## EXERCISE BRIEF:
Pick out each line containing the string "Hong".

## RECORDS FOR PROCESSING:

.....

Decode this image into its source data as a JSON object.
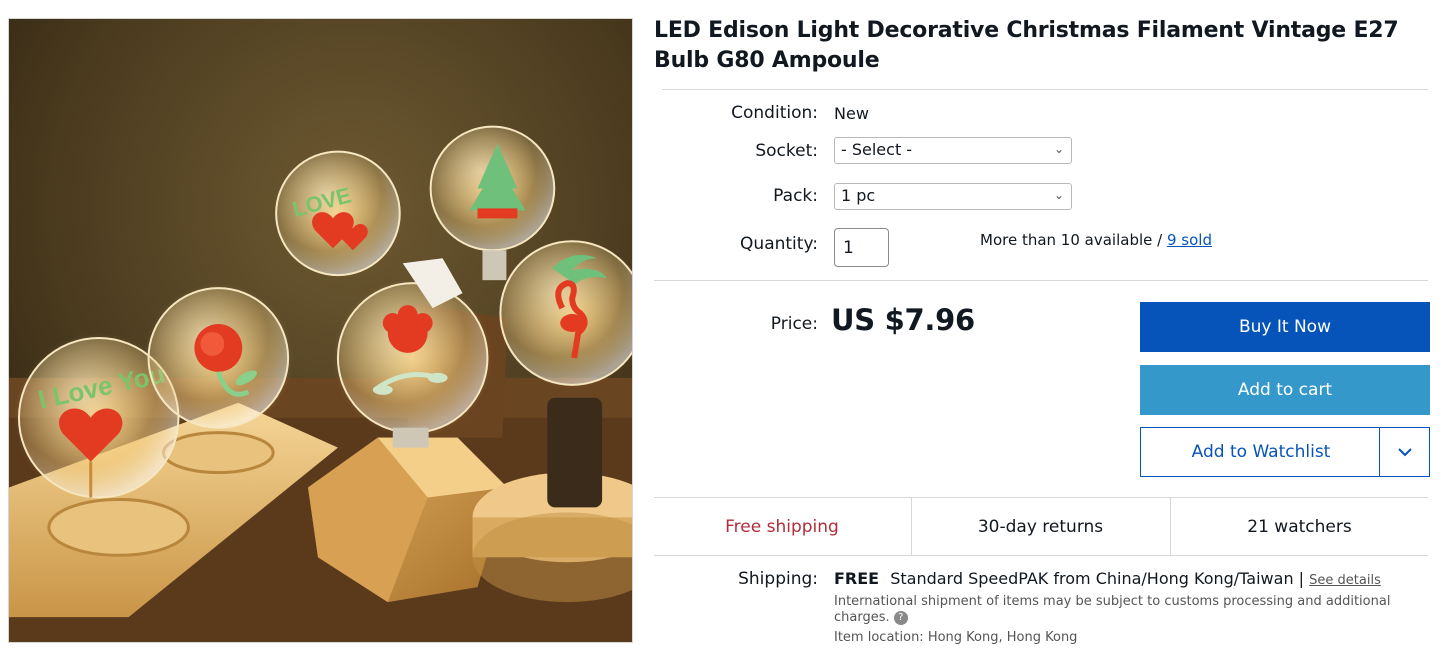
{
  "product": {
    "title": "LED Edison Light Decorative Christmas Filament Vintage E27 Bulb G80 Ampoule",
    "image_alt": "Vintage filament bulbs with heart, rose, Christmas tree, love and flamingo shapes on wooden bases"
  },
  "details": {
    "condition_label": "Condition:",
    "condition_value": "New",
    "socket_label": "Socket:",
    "socket_value": "- Select -",
    "pack_label": "Pack:",
    "pack_value": "1 pc",
    "quantity_label": "Quantity:",
    "quantity_value": "1",
    "availability": "More than 10 available /",
    "sold": "9 sold"
  },
  "pricing": {
    "price_label": "Price:",
    "price": "US $7.96"
  },
  "actions": {
    "buy_now": "Buy It Now",
    "add_to_cart": "Add to cart",
    "add_to_watchlist": "Add to Watchlist"
  },
  "highlights": {
    "shipping": "Free shipping",
    "returns": "30-day returns",
    "watchers": "21 watchers"
  },
  "shipping": {
    "label": "Shipping:",
    "free": "FREE",
    "method": "Standard SpeedPAK from China/Hong Kong/Taiwan |",
    "see_details": "See details",
    "note": "International shipment of items may be subject to customs processing and additional charges.",
    "item_location": "Item location:  Hong Kong, Hong Kong"
  },
  "colors": {
    "buy_button": "#0654ba",
    "cart_button": "#3498ca",
    "free_shipping": "#b12d3a",
    "link": "#0654ba"
  },
  "icons": {
    "select_chevron": "chevron-down-icon",
    "watchlist_dropdown": "chevron-down-icon",
    "help": "question-circle-icon"
  }
}
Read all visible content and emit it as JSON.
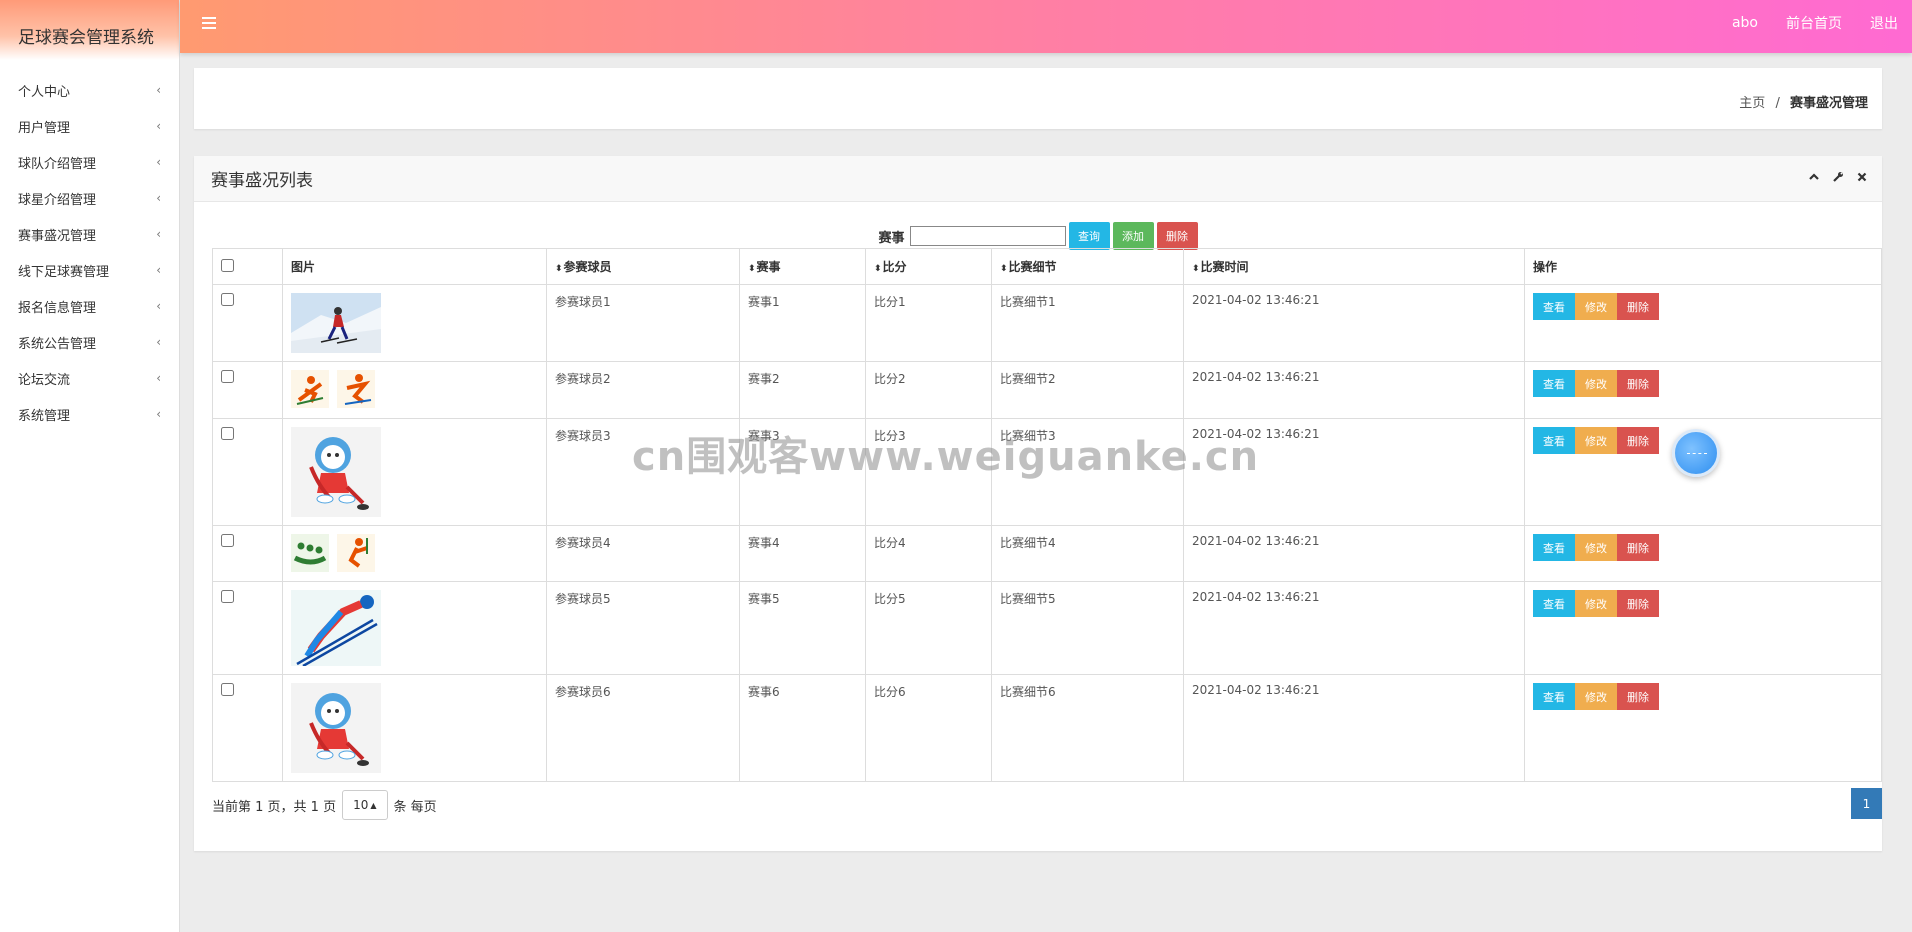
{
  "brand": {
    "title": "足球赛会管理系统"
  },
  "sidebar": {
    "items": [
      {
        "label": "个人中心"
      },
      {
        "label": "用户管理"
      },
      {
        "label": "球队介绍管理"
      },
      {
        "label": "球星介绍管理"
      },
      {
        "label": "赛事盛况管理"
      },
      {
        "label": "线下足球赛管理"
      },
      {
        "label": "报名信息管理"
      },
      {
        "label": "系统公告管理"
      },
      {
        "label": "论坛交流"
      },
      {
        "label": "系统管理"
      }
    ]
  },
  "header": {
    "user": "abo",
    "home_link": "前台首页",
    "logout": "退出"
  },
  "breadcrumb": {
    "home": "主页",
    "sep": "/",
    "current": "赛事盛况管理"
  },
  "panel": {
    "title": "赛事盛况列表",
    "icons": [
      "chevron-up-icon",
      "wrench-icon",
      "close-icon"
    ]
  },
  "search": {
    "label": "赛事",
    "value": "",
    "query_btn": "查询",
    "add_btn": "添加",
    "delete_btn": "删除"
  },
  "table": {
    "headers": {
      "image": "图片",
      "player": "参赛球员",
      "event": "赛事",
      "score": "比分",
      "detail": "比赛细节",
      "time": "比赛时间",
      "ops": "操作"
    },
    "rows": [
      {
        "player": "参赛球员1",
        "event": "赛事1",
        "score": "比分1",
        "detail": "比赛细节1",
        "time": "2021-04-02 13:46:21",
        "image": "skier-photo"
      },
      {
        "player": "参赛球员2",
        "event": "赛事2",
        "score": "比分2",
        "detail": "比赛细节2",
        "time": "2021-04-02 13:46:21",
        "image": "winter-sport-pictograms"
      },
      {
        "player": "参赛球员3",
        "event": "赛事3",
        "score": "比分3",
        "detail": "比赛细节3",
        "time": "2021-04-02 13:46:21",
        "image": "hockey-mascot"
      },
      {
        "player": "参赛球员4",
        "event": "赛事4",
        "score": "比分4",
        "detail": "比赛细节4",
        "time": "2021-04-02 13:46:21",
        "image": "bobsled-pictograms"
      },
      {
        "player": "参赛球员5",
        "event": "赛事5",
        "score": "比分5",
        "detail": "比赛细节5",
        "time": "2021-04-02 13:46:21",
        "image": "ski-jump-illustration"
      },
      {
        "player": "参赛球员6",
        "event": "赛事6",
        "score": "比分6",
        "detail": "比赛细节6",
        "time": "2021-04-02 13:46:21",
        "image": "hockey-mascot"
      }
    ],
    "op_view": "查看",
    "op_edit": "修改",
    "op_delete": "删除"
  },
  "pagination": {
    "info": "当前第 1 页，共 1 页",
    "page_size": "10",
    "per_page": "条 每页",
    "current_page": "1"
  },
  "watermark": "cn围观客www.weiguanke.cn",
  "colors": {
    "topbar_start": "#ff9a70",
    "topbar_end": "#ff6ad2",
    "btn_view": "#23b7e5",
    "btn_edit": "#f0ad4e",
    "btn_delete": "#d9534f",
    "btn_add": "#5cb85c",
    "page_active": "#337ab7"
  }
}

.....

## SOLUTION BELOW:
    "method": "Standard SpeedPAK from China/Hong Kong/Taiwan |",
    "item_location": "Item location:  Hong Kong, Hong Kong"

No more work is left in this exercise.